Present the following entries again, word for word and in full.

>> START DATA PROVIDED

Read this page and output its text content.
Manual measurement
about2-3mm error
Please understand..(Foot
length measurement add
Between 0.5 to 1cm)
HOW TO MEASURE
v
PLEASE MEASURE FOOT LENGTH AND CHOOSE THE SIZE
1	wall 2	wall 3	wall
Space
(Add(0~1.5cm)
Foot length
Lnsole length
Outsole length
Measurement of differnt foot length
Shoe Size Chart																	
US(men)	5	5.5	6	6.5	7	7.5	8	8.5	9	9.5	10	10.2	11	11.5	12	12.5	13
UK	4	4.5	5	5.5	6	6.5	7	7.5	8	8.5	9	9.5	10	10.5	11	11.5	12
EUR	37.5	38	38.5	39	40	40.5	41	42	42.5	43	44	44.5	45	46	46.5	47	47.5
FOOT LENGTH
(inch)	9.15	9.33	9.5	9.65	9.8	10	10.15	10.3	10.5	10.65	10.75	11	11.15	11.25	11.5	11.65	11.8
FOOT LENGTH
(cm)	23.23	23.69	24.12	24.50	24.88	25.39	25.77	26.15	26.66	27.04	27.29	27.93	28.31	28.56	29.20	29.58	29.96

>> END DATA PROVIDED

SOLUTION:
Read this page and output its text content.
Manual measurement
about2-3mm error
Please understand..(Foot
length measurement add
Between 0.5 to 1cm)
HOW TO MEASURE
v
PLEASE MEASURE FOOT LENGTH AND CHOOSE THE SIZE
1	wall 2	wall 3	wall
Space
(Add(0~1.5cm)
Foot length
Lnsole length
Outsole length
Measurement of differnt foot length
Shoe Size Chart																	
US(men)	5	5.5	6	6.5	7	7.5	8	8.5	9	9.5	10	10.2	11	11.5	12	12.5	13
UK	4	4.5	5	5.5	6	6.5	7	7.5	8	8.5	9	9.5	10	10.5	11	11.5	12
EUR	37.5	38	38.5	39	40	40.5	41	42	42.5	43	44	44.5	45	46	46.5	47	47.5
FOOT LENGTH
(inch)	9.15	9.33	9.5	9.65	9.8	10	10.15	10.3	10.5	10.65	10.75	11	11.15	11.25	11.5	11.65	11.8
FOOT LENGTH
(cm)	23.23	23.69	24.12	24.50	24.88	25.39	25.77	26.15	26.66	27.04	27.29	27.93	28.31	28.56	29.20	29.58	29.96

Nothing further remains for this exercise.